(Collection entries)
----
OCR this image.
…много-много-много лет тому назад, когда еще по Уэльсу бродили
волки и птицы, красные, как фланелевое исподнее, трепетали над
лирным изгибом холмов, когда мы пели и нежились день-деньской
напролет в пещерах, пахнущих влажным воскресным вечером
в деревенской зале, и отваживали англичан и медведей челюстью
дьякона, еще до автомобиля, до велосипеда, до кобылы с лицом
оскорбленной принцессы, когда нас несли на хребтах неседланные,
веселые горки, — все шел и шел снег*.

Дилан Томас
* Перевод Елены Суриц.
----
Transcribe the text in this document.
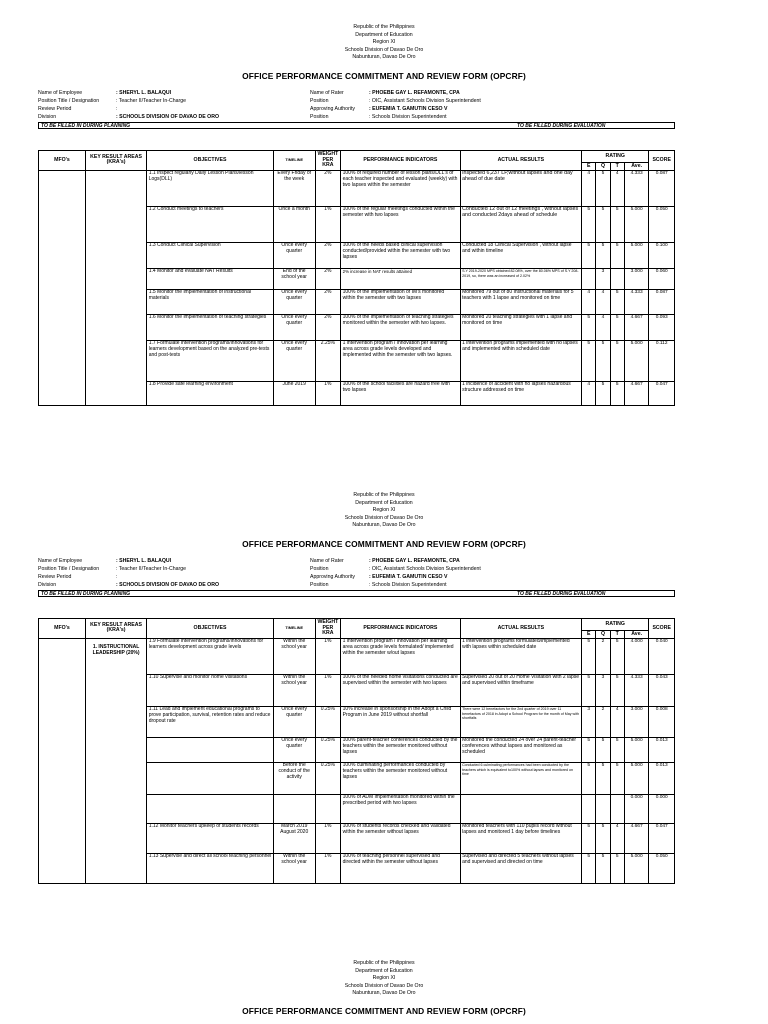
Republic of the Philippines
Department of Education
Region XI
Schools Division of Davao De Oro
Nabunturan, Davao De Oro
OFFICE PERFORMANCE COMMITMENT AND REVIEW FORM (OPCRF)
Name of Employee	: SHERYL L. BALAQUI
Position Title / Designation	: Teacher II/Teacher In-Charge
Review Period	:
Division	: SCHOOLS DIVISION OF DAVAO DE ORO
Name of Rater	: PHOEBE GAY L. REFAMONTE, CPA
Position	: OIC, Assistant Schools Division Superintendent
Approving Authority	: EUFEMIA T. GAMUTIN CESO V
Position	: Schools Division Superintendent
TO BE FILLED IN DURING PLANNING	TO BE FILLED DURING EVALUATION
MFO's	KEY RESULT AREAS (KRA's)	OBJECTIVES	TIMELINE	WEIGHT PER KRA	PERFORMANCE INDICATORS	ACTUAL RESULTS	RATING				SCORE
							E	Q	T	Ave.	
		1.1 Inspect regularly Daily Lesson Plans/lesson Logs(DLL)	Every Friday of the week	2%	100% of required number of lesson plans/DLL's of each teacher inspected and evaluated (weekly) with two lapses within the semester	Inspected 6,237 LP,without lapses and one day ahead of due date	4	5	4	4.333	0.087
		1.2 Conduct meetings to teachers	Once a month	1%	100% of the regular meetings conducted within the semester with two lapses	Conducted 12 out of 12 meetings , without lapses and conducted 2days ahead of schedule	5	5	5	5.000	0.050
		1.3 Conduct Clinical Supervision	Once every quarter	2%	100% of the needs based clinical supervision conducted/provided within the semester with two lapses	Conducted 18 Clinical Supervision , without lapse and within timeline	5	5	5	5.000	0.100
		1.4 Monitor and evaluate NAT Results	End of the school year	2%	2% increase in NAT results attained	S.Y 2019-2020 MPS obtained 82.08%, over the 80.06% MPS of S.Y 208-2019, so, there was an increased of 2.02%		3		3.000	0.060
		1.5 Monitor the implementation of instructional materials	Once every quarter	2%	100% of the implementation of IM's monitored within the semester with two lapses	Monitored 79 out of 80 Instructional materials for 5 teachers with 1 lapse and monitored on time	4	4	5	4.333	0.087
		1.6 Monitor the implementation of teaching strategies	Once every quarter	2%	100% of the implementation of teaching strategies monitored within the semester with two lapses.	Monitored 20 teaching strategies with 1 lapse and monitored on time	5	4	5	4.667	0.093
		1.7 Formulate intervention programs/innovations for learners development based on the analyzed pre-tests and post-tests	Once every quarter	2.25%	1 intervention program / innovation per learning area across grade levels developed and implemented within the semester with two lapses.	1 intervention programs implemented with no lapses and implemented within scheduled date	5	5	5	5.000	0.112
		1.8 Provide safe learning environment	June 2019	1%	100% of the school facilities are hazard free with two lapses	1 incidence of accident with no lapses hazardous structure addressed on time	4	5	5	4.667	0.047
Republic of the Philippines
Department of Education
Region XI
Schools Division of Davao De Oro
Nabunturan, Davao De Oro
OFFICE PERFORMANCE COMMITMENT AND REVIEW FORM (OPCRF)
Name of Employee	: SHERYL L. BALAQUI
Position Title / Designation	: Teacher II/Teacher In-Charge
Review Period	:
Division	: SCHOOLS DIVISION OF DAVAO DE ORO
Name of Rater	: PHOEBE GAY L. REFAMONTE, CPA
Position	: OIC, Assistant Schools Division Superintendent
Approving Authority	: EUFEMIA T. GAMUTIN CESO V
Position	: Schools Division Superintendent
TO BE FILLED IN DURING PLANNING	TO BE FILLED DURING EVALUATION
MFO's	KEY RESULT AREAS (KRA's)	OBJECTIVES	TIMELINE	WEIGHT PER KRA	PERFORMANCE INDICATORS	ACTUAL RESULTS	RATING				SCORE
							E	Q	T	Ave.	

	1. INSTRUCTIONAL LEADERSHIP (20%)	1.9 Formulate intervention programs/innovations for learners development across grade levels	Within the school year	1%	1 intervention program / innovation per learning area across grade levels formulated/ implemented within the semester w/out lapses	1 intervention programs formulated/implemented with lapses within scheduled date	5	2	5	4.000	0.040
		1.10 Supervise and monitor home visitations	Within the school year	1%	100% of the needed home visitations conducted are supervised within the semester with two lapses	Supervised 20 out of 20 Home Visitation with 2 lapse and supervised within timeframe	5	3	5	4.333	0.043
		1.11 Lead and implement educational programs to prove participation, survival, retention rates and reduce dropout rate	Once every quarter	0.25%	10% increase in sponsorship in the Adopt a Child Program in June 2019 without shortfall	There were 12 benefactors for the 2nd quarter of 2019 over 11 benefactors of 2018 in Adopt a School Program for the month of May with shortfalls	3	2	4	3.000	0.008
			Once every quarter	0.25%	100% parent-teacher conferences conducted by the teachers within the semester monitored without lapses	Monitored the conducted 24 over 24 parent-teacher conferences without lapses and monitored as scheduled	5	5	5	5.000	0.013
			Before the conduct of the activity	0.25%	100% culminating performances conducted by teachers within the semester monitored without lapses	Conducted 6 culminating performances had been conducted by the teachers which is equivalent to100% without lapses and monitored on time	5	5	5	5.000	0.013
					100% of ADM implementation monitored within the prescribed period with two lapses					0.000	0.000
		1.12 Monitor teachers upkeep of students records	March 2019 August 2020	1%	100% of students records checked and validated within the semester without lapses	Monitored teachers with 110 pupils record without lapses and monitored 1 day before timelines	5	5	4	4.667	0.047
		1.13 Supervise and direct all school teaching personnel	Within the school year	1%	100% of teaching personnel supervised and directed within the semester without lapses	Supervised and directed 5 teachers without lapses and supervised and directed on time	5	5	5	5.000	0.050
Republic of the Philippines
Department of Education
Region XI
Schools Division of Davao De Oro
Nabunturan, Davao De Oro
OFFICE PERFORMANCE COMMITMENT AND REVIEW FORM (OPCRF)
----
**SET TASK**
Go over the records above and tally the lines with the word "когда" in them. Give the number alone.

**RESPONSE FOR THIS EXERCISE**
3